[Begin Dataset rows]
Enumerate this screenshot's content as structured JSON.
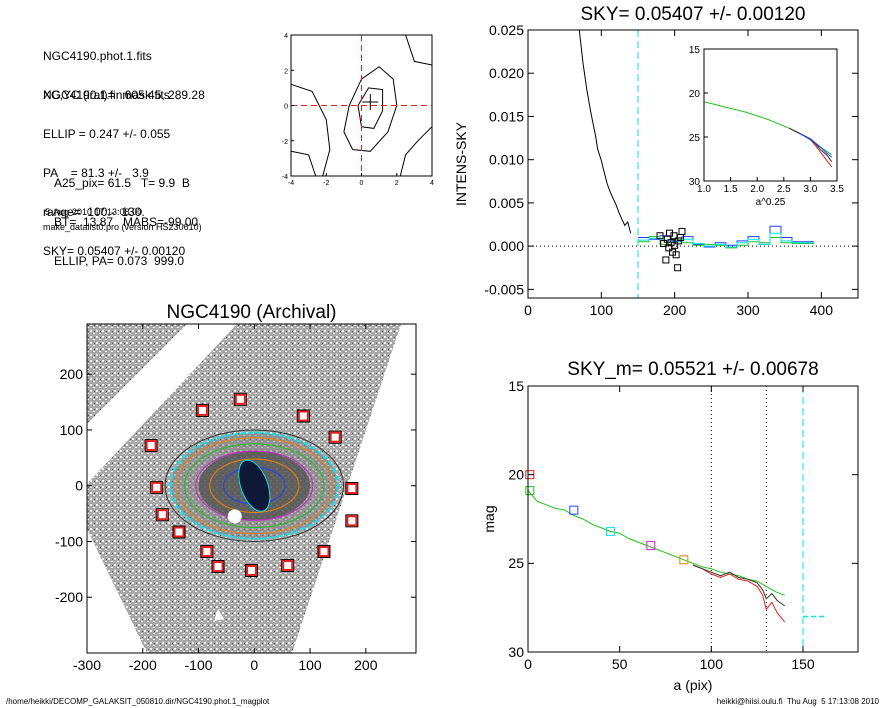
{
  "header_info": {
    "lines_a": [
      "NGC4190.phot.1.fits",
      "NGC4190.1.finmask.fits"
    ],
    "lines_b": [
      "XC,YC (iraf)=   605.45, 289.28",
      "ELLIP = 0.247 +/- 0.055",
      "PA    = 81.3 +/-   3.9",
      "range=  100.-  130.",
      "SKY= 0.05407 +/- 0.00120"
    ],
    "lines_c": [
      "A25_pix= 61.5   T= 9.9  B",
      "BT=  13.87   MABS=-99.00",
      "ELLIP, PA= 0.073  999.0"
    ],
    "date": "5-Aug-2010 17:13:08.00",
    "program": "make_datalist0.pro (version HS230610)"
  },
  "footer": {
    "left": "/home/heikki/DECOMP_GALAKSIT_050810.dir/NGC4190.phot.1_magplot",
    "right": "heikki@hiisi.oulu.fi  Thu Aug  5 17:13:08 2010"
  },
  "colors": {
    "cyan": "#00e5ee",
    "red": "#e02020",
    "blue": "#2040ff",
    "green": "#20c020",
    "magenta": "#d020d0",
    "orange": "#f08000",
    "dark": "#303030"
  },
  "chart_data": [
    {
      "id": "contour",
      "type": "line",
      "xlim": [
        -4,
        4
      ],
      "ylim": [
        -4,
        4
      ],
      "x_ticks": [
        "-4",
        "-2",
        "0",
        "2",
        "4"
      ],
      "y_ticks": [
        "-4",
        "-2",
        "0",
        "2",
        "4"
      ],
      "center": [
        0.5,
        0.2
      ],
      "contours": [
        [
          [
            -0.5,
            -2.5
          ],
          [
            -1,
            -1.5
          ],
          [
            -0.7,
            0
          ],
          [
            0,
            1.5
          ],
          [
            1,
            2.2
          ],
          [
            1.8,
            1.5
          ],
          [
            2,
            0
          ],
          [
            1.5,
            -1.5
          ],
          [
            0.5,
            -2.6
          ],
          [
            -0.5,
            -2.5
          ]
        ],
        [
          [
            0,
            -1.2
          ],
          [
            -0.2,
            0
          ],
          [
            0.4,
            1
          ],
          [
            1.2,
            0.9
          ],
          [
            1.2,
            -0.3
          ],
          [
            0.7,
            -1.3
          ],
          [
            0,
            -1.2
          ]
        ],
        [
          [
            -4,
            1.2
          ],
          [
            -2.8,
            0.8
          ],
          [
            -2,
            -0.8
          ],
          [
            -1.8,
            -2.5
          ],
          [
            -2.2,
            -4
          ]
        ],
        [
          [
            -4,
            -2.6
          ],
          [
            -3,
            -2.8
          ],
          [
            -2.6,
            -4
          ]
        ],
        [
          [
            2.5,
            4
          ],
          [
            3,
            2.5
          ],
          [
            4,
            2.3
          ]
        ],
        [
          [
            4,
            -1.2
          ],
          [
            3.2,
            -2
          ],
          [
            2.5,
            -2.8
          ],
          [
            2.2,
            -4
          ]
        ]
      ]
    },
    {
      "id": "sky",
      "type": "line",
      "title": "SKY= 0.05407 +/- 0.00120",
      "xlabel": "",
      "ylabel": "INTENS-SKY",
      "xlim": [
        0,
        450
      ],
      "ylim": [
        -0.006,
        0.025
      ],
      "x_ticks": [
        "0",
        "100",
        "200",
        "300",
        "400"
      ],
      "y_ticks": [
        "-0.005",
        "0.000",
        "0.005",
        "0.010",
        "0.015",
        "0.020",
        "0.025"
      ],
      "sky_level": 0,
      "vline_x": 150,
      "profile": {
        "x": [
          70,
          75,
          80,
          85,
          88,
          92,
          95,
          100,
          104,
          108,
          112,
          116,
          120,
          124,
          128,
          132,
          136,
          140
        ],
        "y": [
          0.025,
          0.0212,
          0.0182,
          0.0158,
          0.0145,
          0.0128,
          0.0112,
          0.0099,
          0.0085,
          0.0072,
          0.0063,
          0.0055,
          0.0048,
          0.0039,
          0.0031,
          0.0024,
          0.0028,
          0.0015
        ]
      },
      "series": [
        {
          "color": "blue",
          "x": [
            150,
            165,
            180,
            195,
            210,
            225,
            240,
            255,
            270,
            285,
            300,
            315,
            330,
            345,
            360,
            375
          ],
          "y": [
            0.001,
            0.0008,
            0.0012,
            0.0006,
            0.0011,
            0.0002,
            -0.0001,
            0.0004,
            0.0001,
            0.0006,
            0.0011,
            0.0002,
            0.0023,
            0.001,
            0.0005,
            0.0005
          ]
        },
        {
          "color": "green",
          "x": [
            150,
            165,
            180,
            195,
            210,
            225,
            240,
            255,
            270,
            285,
            300,
            315,
            330,
            345,
            360,
            375
          ],
          "y": [
            0.0005,
            0.0011,
            0.0002,
            0.0008,
            0.0004,
            0.0001,
            0.0002,
            0.0001,
            -0.0002,
            0.0001,
            0.0005,
            0.0004,
            0.001,
            0.0004,
            0.0003,
            0.0003
          ]
        },
        {
          "color": "cyan",
          "x": [
            150,
            165,
            180,
            195,
            210,
            225,
            240,
            255,
            270,
            285,
            300,
            315,
            330,
            345,
            360,
            375
          ],
          "y": [
            0.0007,
            0.0009,
            0.0007,
            0.0005,
            0.0008,
            0.0003,
            0.0,
            0.0002,
            -0.0001,
            0.0004,
            0.0008,
            0.0002,
            0.0015,
            0.0006,
            0.0004,
            0.0004
          ]
        }
      ],
      "markers": {
        "x": [
          180,
          185,
          188,
          190,
          192,
          193,
          195,
          197,
          199,
          200,
          202,
          204,
          205,
          208,
          210
        ],
        "y": [
          0.0012,
          0.0003,
          -0.0016,
          0.0008,
          -0.0002,
          0.0015,
          0.0004,
          -0.0007,
          0.0012,
          0.0001,
          -0.001,
          -0.0025,
          0.0006,
          0.001,
          0.0017
        ]
      },
      "inset": {
        "xlabel": "a^0.25",
        "xlim": [
          1.0,
          3.5
        ],
        "ylim": [
          30,
          15
        ],
        "x_ticks": [
          "1.0",
          "1.5",
          "2.0",
          "2.5",
          "3.0",
          "3.5"
        ],
        "y_ticks": [
          "15",
          "20",
          "25",
          "30"
        ],
        "series": [
          {
            "color": "green",
            "x": [
              1.0,
              1.2,
              1.4,
              1.6,
              1.8,
              2.0,
              2.2,
              2.4,
              2.6,
              2.8,
              3.0,
              3.1,
              3.2,
              3.3,
              3.4
            ],
            "y": [
              21.0,
              21.3,
              21.6,
              21.9,
              22.2,
              22.6,
              23.0,
              23.5,
              24.0,
              24.6,
              25.2,
              25.7,
              26.2,
              26.6,
              27.0
            ]
          },
          {
            "color": "red",
            "x": [
              2.6,
              2.8,
              3.0,
              3.1,
              3.2,
              3.3,
              3.4
            ],
            "y": [
              24.0,
              24.6,
              25.3,
              26.0,
              26.8,
              27.6,
              28.4
            ]
          },
          {
            "color": "dark",
            "x": [
              2.6,
              2.8,
              3.0,
              3.1,
              3.2,
              3.3,
              3.4
            ],
            "y": [
              24.0,
              24.6,
              25.3,
              25.8,
              26.5,
              27.0,
              27.8
            ]
          },
          {
            "color": "blue",
            "x": [
              2.8,
              3.0,
              3.1,
              3.2,
              3.3,
              3.4
            ],
            "y": [
              24.6,
              25.2,
              25.7,
              26.2,
              26.8,
              27.3
            ]
          }
        ]
      }
    },
    {
      "id": "image",
      "type": "scatter",
      "title": "NGC4190 (Archival)",
      "xlim": [
        -300,
        290
      ],
      "ylim": [
        -300,
        290
      ],
      "x_ticks": [
        "-300",
        "-200",
        "-100",
        "0",
        "100",
        "200"
      ],
      "y_ticks": [
        "-200",
        "-100",
        "0",
        "100",
        "200"
      ],
      "ellipses": [
        {
          "rx": 160,
          "ry": 100,
          "color": "dark"
        },
        {
          "rx": 150,
          "ry": 95,
          "color": "cyan"
        },
        {
          "rx": 140,
          "ry": 86,
          "color": "orange"
        },
        {
          "rx": 125,
          "ry": 75,
          "color": "green"
        },
        {
          "rx": 105,
          "ry": 62,
          "color": "magenta"
        },
        {
          "rx": 80,
          "ry": 48,
          "color": "orange"
        },
        {
          "rx": 55,
          "ry": 33,
          "color": "blue"
        }
      ],
      "core": {
        "rx": 24,
        "ry": 48
      },
      "boxes": [
        [
          -93,
          135
        ],
        [
          -25,
          155
        ],
        [
          88,
          125
        ],
        [
          145,
          87
        ],
        [
          -185,
          72
        ],
        [
          -175,
          -3
        ],
        [
          175,
          -5
        ],
        [
          -165,
          -52
        ],
        [
          175,
          -63
        ],
        [
          -135,
          -83
        ],
        [
          -85,
          -118
        ],
        [
          125,
          -118
        ],
        [
          -65,
          -145
        ],
        [
          60,
          -143
        ],
        [
          -5,
          -152
        ]
      ]
    },
    {
      "id": "mag",
      "type": "line",
      "title": "SKY_m=  0.05521 +/- 0.00678",
      "xlabel": "a (pix)",
      "ylabel": "mag",
      "xlim": [
        0,
        180
      ],
      "ylim": [
        30,
        15
      ],
      "x_ticks": [
        "0",
        "50",
        "100",
        "150"
      ],
      "y_ticks": [
        "15",
        "20",
        "25",
        "30"
      ],
      "vlines_dotted": [
        100,
        130
      ],
      "vline_dashed": 150,
      "sky_mark": {
        "x": [
          150,
          162
        ],
        "y": 28
      },
      "series": [
        {
          "color": "green",
          "x": [
            0,
            5,
            10,
            15,
            20,
            25,
            30,
            35,
            40,
            45,
            50,
            55,
            60,
            65,
            70,
            75,
            80,
            85,
            90,
            95,
            100,
            105,
            110,
            115,
            120,
            125,
            130,
            135,
            140
          ],
          "y": [
            20.9,
            21.5,
            21.7,
            21.9,
            22.0,
            22.3,
            22.5,
            22.8,
            23.0,
            23.2,
            23.3,
            23.6,
            23.8,
            24.0,
            24.2,
            24.4,
            24.6,
            24.8,
            25.0,
            25.2,
            25.3,
            25.5,
            25.6,
            25.7,
            25.9,
            26.0,
            26.3,
            26.6,
            26.8
          ]
        },
        {
          "color": "red",
          "x": [
            90,
            95,
            100,
            105,
            110,
            115,
            120,
            125,
            128,
            130,
            133,
            136,
            140
          ],
          "y": [
            25.1,
            25.3,
            25.6,
            25.8,
            25.6,
            25.9,
            26.0,
            26.3,
            26.8,
            27.6,
            27.2,
            27.8,
            28.3
          ]
        },
        {
          "color": "dark",
          "x": [
            90,
            95,
            100,
            105,
            110,
            115,
            120,
            125,
            128,
            130,
            133,
            136,
            140
          ],
          "y": [
            25.1,
            25.3,
            25.5,
            25.7,
            25.5,
            25.8,
            25.9,
            26.1,
            26.5,
            27.0,
            26.7,
            27.1,
            27.4
          ]
        }
      ],
      "markers": [
        {
          "x": 1,
          "y": 20.0,
          "color": "red"
        },
        {
          "x": 1,
          "y": 20.9,
          "color": "green"
        },
        {
          "x": 25,
          "y": 22.0,
          "color": "blue"
        },
        {
          "x": 45,
          "y": 23.2,
          "color": "cyan"
        },
        {
          "x": 67,
          "y": 24.0,
          "color": "magenta"
        },
        {
          "x": 85,
          "y": 24.8,
          "color": "orange"
        }
      ]
    }
  ]
}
[End Dataset rows]
> Goal of the exercise: Search the lines above for the string "title" and copy each line that has it.

> Written reply:
      "title": "SKY= 0.05407 +/- 0.00120",
      "title": "NGC4190 (Archival)",
      "title": "SKY_m=  0.05521 +/- 0.00678",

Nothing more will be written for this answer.